▶ Objective
Output an exact reproduction of the data.
Start of Data shown
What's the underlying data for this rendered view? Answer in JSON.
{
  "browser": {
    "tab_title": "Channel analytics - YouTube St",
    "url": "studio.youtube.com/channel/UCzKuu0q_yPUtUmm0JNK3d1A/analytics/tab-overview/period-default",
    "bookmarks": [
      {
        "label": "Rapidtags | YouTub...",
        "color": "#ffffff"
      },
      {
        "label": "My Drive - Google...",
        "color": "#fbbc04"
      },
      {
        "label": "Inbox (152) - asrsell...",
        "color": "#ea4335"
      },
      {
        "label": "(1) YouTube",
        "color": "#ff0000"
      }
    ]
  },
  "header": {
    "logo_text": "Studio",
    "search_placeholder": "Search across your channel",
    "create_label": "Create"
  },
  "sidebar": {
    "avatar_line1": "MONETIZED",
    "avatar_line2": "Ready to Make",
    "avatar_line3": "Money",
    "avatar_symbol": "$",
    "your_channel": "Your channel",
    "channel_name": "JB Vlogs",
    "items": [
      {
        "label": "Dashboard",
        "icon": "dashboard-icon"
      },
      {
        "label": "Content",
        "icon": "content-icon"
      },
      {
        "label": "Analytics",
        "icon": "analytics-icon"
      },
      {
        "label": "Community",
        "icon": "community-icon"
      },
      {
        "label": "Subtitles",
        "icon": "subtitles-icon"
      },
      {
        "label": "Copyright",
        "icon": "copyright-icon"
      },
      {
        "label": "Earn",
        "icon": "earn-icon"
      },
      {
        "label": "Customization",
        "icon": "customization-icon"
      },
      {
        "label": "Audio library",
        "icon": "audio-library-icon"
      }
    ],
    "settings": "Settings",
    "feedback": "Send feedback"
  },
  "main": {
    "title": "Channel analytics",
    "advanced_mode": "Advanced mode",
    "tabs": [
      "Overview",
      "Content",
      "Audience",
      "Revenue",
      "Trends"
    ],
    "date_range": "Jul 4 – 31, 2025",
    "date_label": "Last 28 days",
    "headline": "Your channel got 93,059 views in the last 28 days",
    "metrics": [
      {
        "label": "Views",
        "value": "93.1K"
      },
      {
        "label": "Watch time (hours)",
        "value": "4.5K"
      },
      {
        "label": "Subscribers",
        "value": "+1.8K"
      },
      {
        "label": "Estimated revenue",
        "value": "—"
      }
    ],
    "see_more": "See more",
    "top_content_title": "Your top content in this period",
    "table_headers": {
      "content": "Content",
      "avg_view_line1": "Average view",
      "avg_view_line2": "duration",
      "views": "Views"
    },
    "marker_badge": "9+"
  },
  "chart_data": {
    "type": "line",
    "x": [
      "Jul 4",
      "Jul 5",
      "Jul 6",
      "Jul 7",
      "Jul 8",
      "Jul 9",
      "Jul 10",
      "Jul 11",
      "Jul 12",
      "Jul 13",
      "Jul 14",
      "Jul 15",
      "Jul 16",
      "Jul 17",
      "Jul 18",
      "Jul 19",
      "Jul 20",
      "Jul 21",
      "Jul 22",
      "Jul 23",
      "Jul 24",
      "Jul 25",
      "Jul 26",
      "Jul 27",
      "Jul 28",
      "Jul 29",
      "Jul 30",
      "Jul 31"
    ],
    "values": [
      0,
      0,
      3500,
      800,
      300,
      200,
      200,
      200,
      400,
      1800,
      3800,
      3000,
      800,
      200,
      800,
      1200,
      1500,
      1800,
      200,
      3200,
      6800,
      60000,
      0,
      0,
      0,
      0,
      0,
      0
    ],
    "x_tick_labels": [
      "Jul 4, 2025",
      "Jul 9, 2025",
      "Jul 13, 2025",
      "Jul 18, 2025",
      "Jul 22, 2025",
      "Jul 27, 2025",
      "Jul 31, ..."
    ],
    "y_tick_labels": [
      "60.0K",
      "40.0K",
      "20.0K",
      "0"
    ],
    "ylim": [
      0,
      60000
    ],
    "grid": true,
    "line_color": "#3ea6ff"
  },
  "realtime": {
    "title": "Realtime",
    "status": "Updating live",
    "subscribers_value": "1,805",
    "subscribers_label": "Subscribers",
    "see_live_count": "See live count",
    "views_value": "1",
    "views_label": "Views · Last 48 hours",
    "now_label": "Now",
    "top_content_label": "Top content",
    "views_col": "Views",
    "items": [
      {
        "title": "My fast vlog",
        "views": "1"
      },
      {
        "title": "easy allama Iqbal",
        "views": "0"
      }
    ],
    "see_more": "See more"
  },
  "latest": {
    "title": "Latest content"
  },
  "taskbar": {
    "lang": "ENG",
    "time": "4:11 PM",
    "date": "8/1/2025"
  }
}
End of Data shown
▶ Exercise result
What's the underlying data for this rendered view? Answer in JSON.
{
  "browser": {
    "tab_title": "Channel analytics - YouTube St",
    "url": "studio.youtube.com/channel/UCzKuu0q_yPUtUmm0JNK3d1A/analytics/tab-overview/period-default",
    "bookmarks": [
      {
        "label": "Rapidtags | YouTub...",
        "color": "#ffffff"
      },
      {
        "label": "My Drive - Google...",
        "color": "#fbbc04"
      },
      {
        "label": "Inbox (152) - asrsell...",
        "color": "#ea4335"
      },
      {
        "label": "(1) YouTube",
        "color": "#ff0000"
      }
    ]
  },
  "header": {
    "logo_text": "Studio",
    "search_placeholder": "Search across your channel",
    "create_label": "Create"
  },
  "sidebar": {
    "avatar_line1": "MONETIZED",
    "avatar_line2": "Ready to Make",
    "avatar_line3": "Money",
    "avatar_symbol": "$",
    "your_channel": "Your channel",
    "channel_name": "JB Vlogs",
    "items": [
      {
        "label": "Dashboard",
        "icon": "dashboard-icon"
      },
      {
        "label": "Content",
        "icon": "content-icon"
      },
      {
        "label": "Analytics",
        "icon": "analytics-icon"
      },
      {
        "label": "Community",
        "icon": "community-icon"
      },
      {
        "label": "Subtitles",
        "icon": "subtitles-icon"
      },
      {
        "label": "Copyright",
        "icon": "copyright-icon"
      },
      {
        "label": "Earn",
        "icon": "earn-icon"
      },
      {
        "label": "Customization",
        "icon": "customization-icon"
      },
      {
        "label": "Audio library",
        "icon": "audio-library-icon"
      }
    ],
    "settings": "Settings",
    "feedback": "Send feedback"
  },
  "main": {
    "title": "Channel analytics",
    "advanced_mode": "Advanced mode",
    "tabs": [
      "Overview",
      "Content",
      "Audience",
      "Revenue",
      "Trends"
    ],
    "date_range": "Jul 4 – 31, 2025",
    "date_label": "Last 28 days",
    "headline": "Your channel got 93,059 views in the last 28 days",
    "metrics": [
      {
        "label": "Views",
        "value": "93.1K"
      },
      {
        "label": "Watch time (hours)",
        "value": "4.5K"
      },
      {
        "label": "Subscribers",
        "value": "+1.8K"
      },
      {
        "label": "Estimated revenue",
        "value": "—"
      }
    ],
    "see_more": "See more",
    "top_content_title": "Your top content in this period",
    "table_headers": {
      "content": "Content",
      "avg_view_line1": "Average view",
      "avg_view_line2": "duration",
      "views": "Views"
    },
    "marker_badge": "9+"
  },
  "chart_data": {
    "type": "line",
    "x": [
      "Jul 4",
      "Jul 5",
      "Jul 6",
      "Jul 7",
      "Jul 8",
      "Jul 9",
      "Jul 10",
      "Jul 11",
      "Jul 12",
      "Jul 13",
      "Jul 14",
      "Jul 15",
      "Jul 16",
      "Jul 17",
      "Jul 18",
      "Jul 19",
      "Jul 20",
      "Jul 21",
      "Jul 22",
      "Jul 23",
      "Jul 24",
      "Jul 25",
      "Jul 26",
      "Jul 27",
      "Jul 28",
      "Jul 29",
      "Jul 30",
      "Jul 31"
    ],
    "values": [
      0,
      0,
      3500,
      800,
      300,
      200,
      200,
      200,
      400,
      1800,
      3800,
      3000,
      800,
      200,
      800,
      1200,
      1500,
      1800,
      200,
      3200,
      6800,
      60000,
      0,
      0,
      0,
      0,
      0,
      0
    ],
    "x_tick_labels": [
      "Jul 4, 2025",
      "Jul 9, 2025",
      "Jul 13, 2025",
      "Jul 18, 2025",
      "Jul 22, 2025",
      "Jul 27, 2025",
      "Jul 31, ..."
    ],
    "y_tick_labels": [
      "60.0K",
      "40.0K",
      "20.0K",
      "0"
    ],
    "ylim": [
      0,
      60000
    ],
    "grid": true,
    "line_color": "#3ea6ff"
  },
  "realtime": {
    "title": "Realtime",
    "status": "Updating live",
    "subscribers_value": "1,805",
    "subscribers_label": "Subscribers",
    "see_live_count": "See live count",
    "views_value": "1",
    "views_label": "Views · Last 48 hours",
    "now_label": "Now",
    "top_content_label": "Top content",
    "views_col": "Views",
    "items": [
      {
        "title": "My fast vlog",
        "views": "1"
      },
      {
        "title": "easy allama Iqbal",
        "views": "0"
      }
    ],
    "see_more": "See more"
  },
  "latest": {
    "title": "Latest content"
  },
  "taskbar": {
    "lang": "ENG",
    "time": "4:11 PM",
    "date": "8/1/2025"
  }
}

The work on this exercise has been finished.